§ Annotated element listings:
+ + + +

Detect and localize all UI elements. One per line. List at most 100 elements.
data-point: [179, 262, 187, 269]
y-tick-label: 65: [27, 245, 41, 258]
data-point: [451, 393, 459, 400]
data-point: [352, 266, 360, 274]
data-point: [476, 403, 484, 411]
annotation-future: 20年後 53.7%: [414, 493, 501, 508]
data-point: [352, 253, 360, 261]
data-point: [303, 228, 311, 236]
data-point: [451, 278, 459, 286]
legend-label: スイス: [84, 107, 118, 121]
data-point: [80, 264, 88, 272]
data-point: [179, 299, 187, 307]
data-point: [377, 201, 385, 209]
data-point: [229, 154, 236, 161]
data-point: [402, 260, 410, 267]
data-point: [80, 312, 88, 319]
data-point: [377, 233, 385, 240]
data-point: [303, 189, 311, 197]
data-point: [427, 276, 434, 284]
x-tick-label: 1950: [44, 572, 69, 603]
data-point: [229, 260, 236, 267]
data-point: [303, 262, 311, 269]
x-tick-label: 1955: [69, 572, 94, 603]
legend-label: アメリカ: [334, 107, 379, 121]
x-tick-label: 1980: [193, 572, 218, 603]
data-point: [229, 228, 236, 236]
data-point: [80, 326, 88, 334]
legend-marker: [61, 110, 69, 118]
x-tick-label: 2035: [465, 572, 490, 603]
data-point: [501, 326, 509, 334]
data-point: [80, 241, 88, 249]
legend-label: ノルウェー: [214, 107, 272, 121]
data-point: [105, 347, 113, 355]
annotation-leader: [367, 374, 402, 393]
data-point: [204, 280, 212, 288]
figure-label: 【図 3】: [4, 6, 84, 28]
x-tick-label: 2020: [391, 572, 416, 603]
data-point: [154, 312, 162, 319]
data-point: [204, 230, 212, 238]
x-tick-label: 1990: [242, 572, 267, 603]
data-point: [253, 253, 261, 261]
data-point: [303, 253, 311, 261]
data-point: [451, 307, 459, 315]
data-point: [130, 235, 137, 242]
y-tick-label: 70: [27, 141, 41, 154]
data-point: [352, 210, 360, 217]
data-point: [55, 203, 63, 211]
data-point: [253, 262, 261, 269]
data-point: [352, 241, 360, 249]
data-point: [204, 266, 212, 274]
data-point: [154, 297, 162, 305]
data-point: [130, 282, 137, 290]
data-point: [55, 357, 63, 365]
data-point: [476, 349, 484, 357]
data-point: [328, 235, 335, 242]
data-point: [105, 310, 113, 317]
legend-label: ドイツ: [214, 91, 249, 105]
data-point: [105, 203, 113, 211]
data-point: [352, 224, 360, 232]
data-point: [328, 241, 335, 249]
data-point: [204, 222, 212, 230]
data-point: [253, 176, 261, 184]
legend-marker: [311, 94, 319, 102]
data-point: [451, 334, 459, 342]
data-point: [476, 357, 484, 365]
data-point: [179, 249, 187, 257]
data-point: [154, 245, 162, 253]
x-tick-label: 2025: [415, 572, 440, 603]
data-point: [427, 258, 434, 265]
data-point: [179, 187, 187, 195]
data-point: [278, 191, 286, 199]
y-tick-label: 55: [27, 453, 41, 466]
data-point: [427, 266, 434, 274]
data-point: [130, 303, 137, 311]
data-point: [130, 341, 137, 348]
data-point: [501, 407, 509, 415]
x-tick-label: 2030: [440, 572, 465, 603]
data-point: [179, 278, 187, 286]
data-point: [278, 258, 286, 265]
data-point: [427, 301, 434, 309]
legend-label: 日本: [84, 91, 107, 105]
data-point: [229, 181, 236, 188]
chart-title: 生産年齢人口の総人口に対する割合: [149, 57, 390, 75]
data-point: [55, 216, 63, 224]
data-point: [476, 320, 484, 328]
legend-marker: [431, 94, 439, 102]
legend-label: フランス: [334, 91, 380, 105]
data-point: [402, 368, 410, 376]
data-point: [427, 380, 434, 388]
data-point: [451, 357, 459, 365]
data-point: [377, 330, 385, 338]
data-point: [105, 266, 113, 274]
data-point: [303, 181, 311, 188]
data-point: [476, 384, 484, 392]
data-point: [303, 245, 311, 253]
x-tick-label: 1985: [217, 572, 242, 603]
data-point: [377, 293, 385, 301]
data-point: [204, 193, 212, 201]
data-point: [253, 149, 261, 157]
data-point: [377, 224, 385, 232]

+ + + +

Arrange the listing as a Markdown table with the columns Row and Line, starting at its first line and ending at the line containing "x-tick-label: 2035: [465, 572, 490, 603]". Number each row and leave out any blank lines.

§ Answer to the task:
| Row | Line |
|---|---|
| 1 | Detect and localize all UI elements. One per line. List at most 100 elements. |
| 2 | data-point: [179, 262, 187, 269] |
| 3 | y-tick-label: 65: [27, 245, 41, 258] |
| 4 | data-point: [451, 393, 459, 400] |
| 5 | data-point: [352, 266, 360, 274] |
| 6 | data-point: [476, 403, 484, 411] |
| 7 | annotation-future: 20年後 53.7%: [414, 493, 501, 508] |
| 8 | data-point: [352, 253, 360, 261] |
| 9 | data-point: [303, 228, 311, 236] |
| 10 | data-point: [451, 278, 459, 286] |
| 11 | legend-label: スイス: [84, 107, 118, 121] |
| 12 | data-point: [80, 264, 88, 272] |
| 13 | data-point: [179, 299, 187, 307] |
| 14 | data-point: [377, 201, 385, 209] |
| 15 | data-point: [229, 154, 236, 161] |
| 16 | data-point: [402, 260, 410, 267] |
| 17 | data-point: [80, 312, 88, 319] |
| 18 | data-point: [377, 233, 385, 240] |
| 19 | data-point: [303, 189, 311, 197] |
| 20 | data-point: [427, 276, 434, 284] |
| 21 | x-tick-label: 1950: [44, 572, 69, 603] |
| 22 | data-point: [229, 260, 236, 267] |
| 23 | data-point: [303, 262, 311, 269] |
| 24 | x-tick-label: 1955: [69, 572, 94, 603] |
| 25 | legend-label: アメリカ: [334, 107, 379, 121] |
| 26 | x-tick-label: 1980: [193, 572, 218, 603] |
| 27 | data-point: [229, 228, 236, 236] |
| 28 | data-point: [80, 326, 88, 334] |
| 29 | legend-marker: [61, 110, 69, 118] |
| 30 | x-tick-label: 2035: [465, 572, 490, 603] |